» Short problem: Determine the number of lines in the data that include the word "Area", and write only that number.

» Records supplied:
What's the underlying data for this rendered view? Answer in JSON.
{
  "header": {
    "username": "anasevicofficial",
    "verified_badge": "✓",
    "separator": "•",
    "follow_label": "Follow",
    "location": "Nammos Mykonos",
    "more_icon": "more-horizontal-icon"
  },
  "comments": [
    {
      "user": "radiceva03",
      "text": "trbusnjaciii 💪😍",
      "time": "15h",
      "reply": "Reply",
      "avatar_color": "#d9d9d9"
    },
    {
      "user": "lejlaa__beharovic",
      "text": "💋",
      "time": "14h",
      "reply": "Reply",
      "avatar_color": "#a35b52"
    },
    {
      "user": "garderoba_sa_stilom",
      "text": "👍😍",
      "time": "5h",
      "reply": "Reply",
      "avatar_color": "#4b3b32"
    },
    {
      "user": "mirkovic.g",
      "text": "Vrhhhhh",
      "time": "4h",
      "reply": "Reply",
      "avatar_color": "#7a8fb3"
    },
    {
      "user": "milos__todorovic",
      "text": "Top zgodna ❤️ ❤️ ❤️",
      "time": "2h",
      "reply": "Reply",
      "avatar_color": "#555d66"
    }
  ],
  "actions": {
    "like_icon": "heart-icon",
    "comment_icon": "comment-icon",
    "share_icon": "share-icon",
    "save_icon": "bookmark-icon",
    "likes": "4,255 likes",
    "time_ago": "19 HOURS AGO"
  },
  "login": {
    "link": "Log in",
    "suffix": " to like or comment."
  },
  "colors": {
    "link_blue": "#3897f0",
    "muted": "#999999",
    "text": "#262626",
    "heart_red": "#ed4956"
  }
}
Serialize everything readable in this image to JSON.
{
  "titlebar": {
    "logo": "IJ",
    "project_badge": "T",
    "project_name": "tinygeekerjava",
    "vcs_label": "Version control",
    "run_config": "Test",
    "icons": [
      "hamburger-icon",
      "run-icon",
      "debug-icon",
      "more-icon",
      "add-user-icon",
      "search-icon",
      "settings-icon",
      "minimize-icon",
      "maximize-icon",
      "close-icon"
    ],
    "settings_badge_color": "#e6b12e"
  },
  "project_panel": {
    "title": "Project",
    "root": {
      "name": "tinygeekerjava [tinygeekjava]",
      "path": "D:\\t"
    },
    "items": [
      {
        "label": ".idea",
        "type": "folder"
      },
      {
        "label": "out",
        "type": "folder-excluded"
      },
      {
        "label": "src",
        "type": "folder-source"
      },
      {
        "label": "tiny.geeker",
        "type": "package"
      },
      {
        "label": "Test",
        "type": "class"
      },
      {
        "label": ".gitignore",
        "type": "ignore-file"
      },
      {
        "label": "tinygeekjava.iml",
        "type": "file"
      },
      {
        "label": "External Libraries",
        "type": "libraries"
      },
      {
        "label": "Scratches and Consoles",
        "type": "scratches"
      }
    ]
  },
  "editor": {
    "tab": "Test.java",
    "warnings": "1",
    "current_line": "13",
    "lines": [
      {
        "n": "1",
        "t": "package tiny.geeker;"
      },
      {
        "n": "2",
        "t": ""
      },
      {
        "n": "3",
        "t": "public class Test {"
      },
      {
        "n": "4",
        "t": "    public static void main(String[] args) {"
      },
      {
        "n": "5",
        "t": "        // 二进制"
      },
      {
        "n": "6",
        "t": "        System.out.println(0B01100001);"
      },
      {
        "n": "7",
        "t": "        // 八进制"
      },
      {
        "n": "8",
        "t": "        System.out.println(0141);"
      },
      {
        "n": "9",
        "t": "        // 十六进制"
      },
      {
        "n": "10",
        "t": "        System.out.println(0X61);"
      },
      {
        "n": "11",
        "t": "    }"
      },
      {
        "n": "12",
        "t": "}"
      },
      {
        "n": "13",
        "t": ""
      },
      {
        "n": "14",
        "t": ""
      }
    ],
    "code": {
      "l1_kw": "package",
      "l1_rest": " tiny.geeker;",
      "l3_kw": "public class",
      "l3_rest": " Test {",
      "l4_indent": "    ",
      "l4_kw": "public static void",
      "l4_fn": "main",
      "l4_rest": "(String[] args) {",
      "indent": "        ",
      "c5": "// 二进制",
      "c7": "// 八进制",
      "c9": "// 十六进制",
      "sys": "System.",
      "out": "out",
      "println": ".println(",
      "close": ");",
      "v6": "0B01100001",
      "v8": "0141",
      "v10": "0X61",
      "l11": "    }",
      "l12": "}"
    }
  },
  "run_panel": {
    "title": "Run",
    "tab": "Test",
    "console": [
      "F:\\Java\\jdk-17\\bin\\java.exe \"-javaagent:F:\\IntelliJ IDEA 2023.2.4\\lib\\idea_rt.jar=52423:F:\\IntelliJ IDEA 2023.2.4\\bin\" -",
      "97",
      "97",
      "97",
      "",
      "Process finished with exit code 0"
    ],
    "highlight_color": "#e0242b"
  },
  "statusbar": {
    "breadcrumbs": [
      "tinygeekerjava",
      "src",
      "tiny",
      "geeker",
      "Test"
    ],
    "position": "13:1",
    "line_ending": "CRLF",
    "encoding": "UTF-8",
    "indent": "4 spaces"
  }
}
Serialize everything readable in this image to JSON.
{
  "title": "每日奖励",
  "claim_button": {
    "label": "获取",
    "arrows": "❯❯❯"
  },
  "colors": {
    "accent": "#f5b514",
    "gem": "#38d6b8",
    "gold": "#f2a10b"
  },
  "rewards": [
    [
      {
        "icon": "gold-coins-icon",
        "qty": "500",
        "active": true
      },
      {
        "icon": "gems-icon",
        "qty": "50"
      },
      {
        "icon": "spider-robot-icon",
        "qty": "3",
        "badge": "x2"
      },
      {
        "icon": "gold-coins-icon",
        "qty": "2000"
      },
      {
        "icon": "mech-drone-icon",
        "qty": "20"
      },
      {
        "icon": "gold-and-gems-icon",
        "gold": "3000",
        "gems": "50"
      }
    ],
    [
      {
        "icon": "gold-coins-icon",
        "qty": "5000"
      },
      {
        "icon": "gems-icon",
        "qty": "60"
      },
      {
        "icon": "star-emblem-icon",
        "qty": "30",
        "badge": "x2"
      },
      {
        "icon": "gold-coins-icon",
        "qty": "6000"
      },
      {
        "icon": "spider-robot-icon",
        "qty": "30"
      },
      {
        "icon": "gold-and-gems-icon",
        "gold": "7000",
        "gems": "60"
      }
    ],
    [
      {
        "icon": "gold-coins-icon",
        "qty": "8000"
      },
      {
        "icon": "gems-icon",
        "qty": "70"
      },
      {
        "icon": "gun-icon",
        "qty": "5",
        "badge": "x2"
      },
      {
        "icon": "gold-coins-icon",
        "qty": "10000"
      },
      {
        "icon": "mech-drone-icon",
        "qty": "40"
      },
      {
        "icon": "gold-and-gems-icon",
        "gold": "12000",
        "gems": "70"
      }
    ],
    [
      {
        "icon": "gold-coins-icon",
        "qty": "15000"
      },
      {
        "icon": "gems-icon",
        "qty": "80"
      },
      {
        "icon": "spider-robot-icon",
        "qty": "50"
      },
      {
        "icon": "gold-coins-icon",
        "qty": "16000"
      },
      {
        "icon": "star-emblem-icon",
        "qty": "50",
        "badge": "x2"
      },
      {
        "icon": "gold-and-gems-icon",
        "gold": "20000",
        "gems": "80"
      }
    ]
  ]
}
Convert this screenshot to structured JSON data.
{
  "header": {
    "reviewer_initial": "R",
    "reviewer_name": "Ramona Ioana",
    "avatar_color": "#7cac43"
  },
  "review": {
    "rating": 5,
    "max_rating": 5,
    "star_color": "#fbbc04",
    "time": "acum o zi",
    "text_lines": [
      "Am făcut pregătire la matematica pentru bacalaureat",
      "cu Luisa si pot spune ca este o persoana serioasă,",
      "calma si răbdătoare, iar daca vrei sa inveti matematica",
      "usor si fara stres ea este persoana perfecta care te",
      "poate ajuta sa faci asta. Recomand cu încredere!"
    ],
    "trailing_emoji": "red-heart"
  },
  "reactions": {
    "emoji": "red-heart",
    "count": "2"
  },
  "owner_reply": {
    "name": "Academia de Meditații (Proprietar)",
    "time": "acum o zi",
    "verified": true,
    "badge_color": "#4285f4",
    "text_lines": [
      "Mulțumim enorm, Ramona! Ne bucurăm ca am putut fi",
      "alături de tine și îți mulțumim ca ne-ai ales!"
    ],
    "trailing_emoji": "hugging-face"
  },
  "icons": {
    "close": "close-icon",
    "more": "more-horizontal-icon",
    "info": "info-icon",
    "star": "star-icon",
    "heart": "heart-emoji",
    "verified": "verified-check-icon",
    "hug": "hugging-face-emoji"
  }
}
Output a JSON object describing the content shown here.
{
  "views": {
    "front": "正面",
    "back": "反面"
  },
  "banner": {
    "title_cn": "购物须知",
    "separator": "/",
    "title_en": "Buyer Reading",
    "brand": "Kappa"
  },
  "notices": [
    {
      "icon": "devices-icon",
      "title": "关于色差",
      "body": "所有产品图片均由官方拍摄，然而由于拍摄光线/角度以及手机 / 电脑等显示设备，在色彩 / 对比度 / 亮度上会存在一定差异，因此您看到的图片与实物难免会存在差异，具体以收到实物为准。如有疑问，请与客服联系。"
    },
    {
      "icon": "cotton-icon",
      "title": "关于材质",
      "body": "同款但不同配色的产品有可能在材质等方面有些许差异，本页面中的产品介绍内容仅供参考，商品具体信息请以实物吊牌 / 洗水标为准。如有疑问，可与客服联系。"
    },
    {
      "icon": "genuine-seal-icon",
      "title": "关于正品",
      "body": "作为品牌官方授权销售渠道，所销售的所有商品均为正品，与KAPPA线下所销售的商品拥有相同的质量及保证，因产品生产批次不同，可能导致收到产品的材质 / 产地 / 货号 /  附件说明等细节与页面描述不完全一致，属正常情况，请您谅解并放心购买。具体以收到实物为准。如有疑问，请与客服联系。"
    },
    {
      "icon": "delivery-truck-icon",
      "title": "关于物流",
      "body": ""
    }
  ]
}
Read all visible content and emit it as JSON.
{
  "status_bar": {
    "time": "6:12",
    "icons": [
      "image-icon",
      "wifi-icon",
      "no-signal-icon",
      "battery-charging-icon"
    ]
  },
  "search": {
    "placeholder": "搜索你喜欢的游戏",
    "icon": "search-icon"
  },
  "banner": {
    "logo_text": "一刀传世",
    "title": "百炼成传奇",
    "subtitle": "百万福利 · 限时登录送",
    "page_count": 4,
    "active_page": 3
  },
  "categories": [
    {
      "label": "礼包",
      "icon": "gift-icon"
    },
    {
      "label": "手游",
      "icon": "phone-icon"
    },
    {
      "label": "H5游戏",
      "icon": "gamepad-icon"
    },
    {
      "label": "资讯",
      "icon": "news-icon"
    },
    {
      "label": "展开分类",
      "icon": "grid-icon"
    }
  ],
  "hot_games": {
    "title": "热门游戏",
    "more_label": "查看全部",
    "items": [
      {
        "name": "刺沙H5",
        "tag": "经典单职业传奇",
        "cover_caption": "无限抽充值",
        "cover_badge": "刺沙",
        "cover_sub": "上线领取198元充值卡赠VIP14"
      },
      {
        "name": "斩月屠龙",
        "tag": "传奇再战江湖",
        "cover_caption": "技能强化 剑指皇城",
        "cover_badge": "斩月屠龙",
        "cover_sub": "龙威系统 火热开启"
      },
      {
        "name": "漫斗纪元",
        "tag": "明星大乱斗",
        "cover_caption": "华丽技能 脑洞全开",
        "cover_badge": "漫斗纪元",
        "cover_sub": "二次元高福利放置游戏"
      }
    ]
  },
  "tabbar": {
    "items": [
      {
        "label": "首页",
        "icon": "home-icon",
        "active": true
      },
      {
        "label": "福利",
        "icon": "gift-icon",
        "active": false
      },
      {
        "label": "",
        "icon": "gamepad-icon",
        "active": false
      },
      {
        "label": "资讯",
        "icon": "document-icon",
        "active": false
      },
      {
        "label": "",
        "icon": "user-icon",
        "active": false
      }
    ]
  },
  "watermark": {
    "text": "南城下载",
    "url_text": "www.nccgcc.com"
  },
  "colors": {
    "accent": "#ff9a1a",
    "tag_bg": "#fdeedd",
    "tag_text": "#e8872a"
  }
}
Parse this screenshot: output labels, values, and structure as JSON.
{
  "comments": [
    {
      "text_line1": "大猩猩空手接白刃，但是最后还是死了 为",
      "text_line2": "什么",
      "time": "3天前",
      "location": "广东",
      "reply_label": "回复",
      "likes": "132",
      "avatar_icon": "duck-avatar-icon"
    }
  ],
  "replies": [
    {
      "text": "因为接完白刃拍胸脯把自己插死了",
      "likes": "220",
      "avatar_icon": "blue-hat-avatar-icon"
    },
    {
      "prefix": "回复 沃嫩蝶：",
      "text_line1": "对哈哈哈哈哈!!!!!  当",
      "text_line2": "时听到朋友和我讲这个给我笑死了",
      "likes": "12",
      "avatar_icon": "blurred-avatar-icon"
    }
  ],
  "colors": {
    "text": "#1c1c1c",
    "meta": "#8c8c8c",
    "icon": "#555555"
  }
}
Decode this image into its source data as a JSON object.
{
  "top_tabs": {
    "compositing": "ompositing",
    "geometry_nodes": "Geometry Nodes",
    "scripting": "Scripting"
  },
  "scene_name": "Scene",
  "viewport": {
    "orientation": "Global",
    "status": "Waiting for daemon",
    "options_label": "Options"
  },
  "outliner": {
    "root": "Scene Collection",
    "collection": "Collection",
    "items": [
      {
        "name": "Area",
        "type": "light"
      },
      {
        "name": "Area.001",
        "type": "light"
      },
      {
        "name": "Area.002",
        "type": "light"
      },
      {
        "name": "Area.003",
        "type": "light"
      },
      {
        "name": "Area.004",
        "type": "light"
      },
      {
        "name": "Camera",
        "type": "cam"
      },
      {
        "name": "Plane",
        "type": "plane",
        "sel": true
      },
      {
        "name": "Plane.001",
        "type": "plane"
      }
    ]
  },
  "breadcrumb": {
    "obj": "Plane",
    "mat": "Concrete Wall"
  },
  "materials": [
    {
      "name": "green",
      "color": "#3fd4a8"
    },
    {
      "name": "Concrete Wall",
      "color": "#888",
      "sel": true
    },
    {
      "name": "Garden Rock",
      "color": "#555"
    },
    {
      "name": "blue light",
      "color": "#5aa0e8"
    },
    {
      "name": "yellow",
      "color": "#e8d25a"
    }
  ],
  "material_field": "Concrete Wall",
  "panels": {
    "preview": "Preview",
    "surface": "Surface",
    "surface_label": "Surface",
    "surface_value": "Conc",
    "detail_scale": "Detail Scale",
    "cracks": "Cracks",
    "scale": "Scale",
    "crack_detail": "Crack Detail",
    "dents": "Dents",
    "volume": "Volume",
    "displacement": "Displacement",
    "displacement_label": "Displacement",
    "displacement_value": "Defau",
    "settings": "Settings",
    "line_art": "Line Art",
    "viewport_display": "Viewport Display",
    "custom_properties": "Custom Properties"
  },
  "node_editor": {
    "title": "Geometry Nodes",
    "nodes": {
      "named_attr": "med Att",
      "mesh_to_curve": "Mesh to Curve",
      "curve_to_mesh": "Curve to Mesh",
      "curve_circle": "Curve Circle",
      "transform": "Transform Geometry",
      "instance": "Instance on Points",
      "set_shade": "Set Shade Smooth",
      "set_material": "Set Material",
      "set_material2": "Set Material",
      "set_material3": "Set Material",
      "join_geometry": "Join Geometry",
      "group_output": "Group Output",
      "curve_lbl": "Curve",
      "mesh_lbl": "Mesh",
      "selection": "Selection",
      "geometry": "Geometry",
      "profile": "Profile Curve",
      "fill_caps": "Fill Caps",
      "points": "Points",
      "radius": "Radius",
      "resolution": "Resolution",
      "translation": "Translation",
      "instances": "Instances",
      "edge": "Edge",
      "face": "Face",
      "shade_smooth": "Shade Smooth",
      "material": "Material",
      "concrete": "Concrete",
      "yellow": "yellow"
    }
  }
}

» Complete answer: 5